* Start *

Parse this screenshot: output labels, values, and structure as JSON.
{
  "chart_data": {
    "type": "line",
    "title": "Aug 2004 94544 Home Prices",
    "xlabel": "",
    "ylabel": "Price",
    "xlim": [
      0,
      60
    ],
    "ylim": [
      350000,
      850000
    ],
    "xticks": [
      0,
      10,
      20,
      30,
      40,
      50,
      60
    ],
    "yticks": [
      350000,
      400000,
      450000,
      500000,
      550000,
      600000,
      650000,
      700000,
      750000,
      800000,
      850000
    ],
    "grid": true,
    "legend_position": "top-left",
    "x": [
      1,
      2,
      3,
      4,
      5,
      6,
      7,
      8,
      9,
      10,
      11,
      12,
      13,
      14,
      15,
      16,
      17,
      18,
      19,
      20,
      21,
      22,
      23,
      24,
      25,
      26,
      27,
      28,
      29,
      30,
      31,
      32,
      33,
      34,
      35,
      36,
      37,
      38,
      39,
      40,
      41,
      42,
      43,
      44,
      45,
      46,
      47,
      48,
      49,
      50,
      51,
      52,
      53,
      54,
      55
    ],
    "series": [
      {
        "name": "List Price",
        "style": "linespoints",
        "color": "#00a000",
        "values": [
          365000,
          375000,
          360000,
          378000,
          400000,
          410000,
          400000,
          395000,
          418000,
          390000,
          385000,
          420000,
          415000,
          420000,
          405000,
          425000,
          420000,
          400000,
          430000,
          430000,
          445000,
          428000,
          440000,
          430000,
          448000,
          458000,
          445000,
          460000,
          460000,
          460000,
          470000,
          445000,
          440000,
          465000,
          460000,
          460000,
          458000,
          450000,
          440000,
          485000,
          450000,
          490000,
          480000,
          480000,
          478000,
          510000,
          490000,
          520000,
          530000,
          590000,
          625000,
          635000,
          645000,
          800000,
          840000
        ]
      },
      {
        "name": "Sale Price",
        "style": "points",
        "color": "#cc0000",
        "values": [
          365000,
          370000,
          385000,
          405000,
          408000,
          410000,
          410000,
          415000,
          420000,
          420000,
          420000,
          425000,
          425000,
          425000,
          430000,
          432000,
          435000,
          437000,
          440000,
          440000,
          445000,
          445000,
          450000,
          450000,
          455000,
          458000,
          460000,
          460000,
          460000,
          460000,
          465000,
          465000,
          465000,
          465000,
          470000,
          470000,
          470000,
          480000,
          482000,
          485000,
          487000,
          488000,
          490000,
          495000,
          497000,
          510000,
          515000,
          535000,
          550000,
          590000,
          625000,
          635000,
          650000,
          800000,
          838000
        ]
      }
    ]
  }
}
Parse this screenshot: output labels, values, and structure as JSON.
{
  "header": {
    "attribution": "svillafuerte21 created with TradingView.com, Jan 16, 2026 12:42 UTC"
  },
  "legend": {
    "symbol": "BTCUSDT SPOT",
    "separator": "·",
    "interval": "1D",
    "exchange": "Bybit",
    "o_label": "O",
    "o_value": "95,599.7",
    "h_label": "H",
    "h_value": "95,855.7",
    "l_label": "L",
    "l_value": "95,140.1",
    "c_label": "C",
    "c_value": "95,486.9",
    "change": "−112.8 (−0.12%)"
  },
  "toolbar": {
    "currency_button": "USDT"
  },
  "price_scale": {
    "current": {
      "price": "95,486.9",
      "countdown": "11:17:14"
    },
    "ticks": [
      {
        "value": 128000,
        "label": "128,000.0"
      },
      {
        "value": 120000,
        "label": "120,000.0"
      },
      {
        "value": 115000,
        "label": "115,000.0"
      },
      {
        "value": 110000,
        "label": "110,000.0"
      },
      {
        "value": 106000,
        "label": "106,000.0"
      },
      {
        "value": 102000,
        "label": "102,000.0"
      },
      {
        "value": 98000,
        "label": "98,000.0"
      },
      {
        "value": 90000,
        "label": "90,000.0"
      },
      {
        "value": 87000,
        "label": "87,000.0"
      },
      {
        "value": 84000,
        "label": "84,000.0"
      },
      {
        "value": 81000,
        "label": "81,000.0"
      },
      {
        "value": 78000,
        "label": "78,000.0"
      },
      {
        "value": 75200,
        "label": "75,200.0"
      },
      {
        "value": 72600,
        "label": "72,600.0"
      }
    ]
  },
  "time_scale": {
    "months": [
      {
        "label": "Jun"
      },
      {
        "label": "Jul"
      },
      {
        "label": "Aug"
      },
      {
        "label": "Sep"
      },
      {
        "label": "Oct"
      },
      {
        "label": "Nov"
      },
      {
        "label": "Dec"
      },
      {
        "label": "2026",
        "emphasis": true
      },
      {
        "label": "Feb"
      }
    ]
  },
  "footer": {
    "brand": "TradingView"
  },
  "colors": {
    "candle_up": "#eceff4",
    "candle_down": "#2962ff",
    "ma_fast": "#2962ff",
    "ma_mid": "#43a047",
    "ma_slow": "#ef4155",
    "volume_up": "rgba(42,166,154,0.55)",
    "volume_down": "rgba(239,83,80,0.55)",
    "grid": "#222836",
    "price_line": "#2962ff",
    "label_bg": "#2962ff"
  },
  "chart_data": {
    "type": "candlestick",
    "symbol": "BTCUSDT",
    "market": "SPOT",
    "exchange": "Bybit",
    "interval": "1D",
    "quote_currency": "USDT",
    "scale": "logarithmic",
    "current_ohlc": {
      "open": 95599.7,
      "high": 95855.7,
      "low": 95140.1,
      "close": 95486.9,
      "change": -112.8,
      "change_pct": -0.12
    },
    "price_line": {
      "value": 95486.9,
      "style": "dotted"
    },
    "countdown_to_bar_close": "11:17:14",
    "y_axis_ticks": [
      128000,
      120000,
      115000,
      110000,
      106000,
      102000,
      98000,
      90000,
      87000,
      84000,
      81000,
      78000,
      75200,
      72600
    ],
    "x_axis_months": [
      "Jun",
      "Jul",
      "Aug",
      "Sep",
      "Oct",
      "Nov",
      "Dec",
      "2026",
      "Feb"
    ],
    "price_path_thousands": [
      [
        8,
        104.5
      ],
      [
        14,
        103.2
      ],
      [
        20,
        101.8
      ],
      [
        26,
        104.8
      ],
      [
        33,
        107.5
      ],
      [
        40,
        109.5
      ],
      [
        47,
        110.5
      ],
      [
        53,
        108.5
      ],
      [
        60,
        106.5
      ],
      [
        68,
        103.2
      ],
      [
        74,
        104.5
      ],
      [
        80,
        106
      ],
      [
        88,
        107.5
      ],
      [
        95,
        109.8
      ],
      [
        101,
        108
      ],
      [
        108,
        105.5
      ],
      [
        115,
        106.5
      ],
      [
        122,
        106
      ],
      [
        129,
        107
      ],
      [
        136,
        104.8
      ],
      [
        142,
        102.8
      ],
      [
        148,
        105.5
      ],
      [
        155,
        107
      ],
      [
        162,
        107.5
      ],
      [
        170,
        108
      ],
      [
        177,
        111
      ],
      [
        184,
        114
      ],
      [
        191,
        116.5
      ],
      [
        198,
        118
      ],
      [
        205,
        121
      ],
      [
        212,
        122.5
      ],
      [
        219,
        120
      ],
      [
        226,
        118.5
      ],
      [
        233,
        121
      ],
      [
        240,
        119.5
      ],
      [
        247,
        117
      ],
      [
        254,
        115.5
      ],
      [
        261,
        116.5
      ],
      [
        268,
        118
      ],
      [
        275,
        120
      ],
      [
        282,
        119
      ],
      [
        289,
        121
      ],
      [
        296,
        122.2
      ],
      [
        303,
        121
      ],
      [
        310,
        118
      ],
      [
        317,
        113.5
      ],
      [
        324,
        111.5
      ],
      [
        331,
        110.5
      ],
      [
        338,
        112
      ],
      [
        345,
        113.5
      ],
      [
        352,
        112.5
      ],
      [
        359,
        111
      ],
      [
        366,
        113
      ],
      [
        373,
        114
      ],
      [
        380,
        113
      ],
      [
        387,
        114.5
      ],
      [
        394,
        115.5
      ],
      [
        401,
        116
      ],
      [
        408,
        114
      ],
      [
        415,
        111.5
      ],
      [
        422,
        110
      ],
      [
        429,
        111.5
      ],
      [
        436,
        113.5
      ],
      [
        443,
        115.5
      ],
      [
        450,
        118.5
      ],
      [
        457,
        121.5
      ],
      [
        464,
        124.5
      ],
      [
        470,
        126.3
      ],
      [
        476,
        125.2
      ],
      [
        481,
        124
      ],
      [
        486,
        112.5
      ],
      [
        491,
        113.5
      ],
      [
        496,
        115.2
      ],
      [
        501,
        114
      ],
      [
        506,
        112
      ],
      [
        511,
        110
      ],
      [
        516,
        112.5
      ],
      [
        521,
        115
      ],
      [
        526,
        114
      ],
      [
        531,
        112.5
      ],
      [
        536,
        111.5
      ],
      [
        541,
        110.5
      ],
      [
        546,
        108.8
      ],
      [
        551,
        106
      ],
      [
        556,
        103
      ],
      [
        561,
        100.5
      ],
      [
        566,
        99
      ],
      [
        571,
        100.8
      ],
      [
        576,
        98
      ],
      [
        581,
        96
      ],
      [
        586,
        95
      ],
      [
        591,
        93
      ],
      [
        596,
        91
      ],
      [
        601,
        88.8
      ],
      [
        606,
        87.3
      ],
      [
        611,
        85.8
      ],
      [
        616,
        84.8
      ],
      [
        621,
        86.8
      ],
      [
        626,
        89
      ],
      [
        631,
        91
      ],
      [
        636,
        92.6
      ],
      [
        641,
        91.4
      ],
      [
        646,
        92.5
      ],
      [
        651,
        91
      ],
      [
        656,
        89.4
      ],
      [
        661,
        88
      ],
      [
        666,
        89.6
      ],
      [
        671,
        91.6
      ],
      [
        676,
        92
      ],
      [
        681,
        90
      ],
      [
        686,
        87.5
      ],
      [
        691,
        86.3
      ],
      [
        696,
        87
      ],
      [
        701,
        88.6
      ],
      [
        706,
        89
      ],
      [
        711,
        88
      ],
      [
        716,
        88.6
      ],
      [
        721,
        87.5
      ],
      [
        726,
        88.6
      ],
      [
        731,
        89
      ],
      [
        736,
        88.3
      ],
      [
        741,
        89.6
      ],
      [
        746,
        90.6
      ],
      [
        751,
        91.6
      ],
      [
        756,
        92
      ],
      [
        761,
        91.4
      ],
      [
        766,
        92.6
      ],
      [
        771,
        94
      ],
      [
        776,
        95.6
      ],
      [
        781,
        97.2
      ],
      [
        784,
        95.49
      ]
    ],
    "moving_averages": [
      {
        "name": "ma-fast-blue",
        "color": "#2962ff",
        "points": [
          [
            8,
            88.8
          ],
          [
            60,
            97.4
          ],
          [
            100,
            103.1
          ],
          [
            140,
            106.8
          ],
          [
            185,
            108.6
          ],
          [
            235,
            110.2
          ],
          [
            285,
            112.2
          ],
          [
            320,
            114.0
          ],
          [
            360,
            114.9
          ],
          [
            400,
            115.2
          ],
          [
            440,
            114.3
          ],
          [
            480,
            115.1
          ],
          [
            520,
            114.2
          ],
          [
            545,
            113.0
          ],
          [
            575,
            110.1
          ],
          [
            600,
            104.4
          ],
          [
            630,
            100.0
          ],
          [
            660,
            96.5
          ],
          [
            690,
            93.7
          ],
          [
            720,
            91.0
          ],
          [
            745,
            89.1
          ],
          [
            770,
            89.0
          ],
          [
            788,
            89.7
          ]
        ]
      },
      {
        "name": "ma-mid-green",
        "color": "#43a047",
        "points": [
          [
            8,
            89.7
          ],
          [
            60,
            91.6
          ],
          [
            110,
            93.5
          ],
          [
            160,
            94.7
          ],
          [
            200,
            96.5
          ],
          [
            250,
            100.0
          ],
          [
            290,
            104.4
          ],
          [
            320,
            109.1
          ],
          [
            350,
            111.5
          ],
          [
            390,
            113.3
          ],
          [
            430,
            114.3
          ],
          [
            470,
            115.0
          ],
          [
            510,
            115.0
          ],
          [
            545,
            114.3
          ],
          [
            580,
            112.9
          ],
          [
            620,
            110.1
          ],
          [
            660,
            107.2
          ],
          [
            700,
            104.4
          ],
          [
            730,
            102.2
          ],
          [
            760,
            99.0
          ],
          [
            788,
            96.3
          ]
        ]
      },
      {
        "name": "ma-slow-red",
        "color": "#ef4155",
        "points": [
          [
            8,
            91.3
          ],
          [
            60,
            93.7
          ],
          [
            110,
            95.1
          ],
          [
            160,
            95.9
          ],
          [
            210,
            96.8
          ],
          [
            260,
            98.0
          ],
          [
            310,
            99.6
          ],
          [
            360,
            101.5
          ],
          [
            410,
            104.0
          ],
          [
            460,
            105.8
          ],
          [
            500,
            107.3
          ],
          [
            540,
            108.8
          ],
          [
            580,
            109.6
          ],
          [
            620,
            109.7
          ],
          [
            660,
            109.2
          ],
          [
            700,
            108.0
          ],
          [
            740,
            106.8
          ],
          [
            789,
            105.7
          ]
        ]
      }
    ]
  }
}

* End *

Write out every line of the preceding listing that contains "symbol".

    "symbol": "BTCUSDT SPOT",
    "symbol": "BTCUSDT",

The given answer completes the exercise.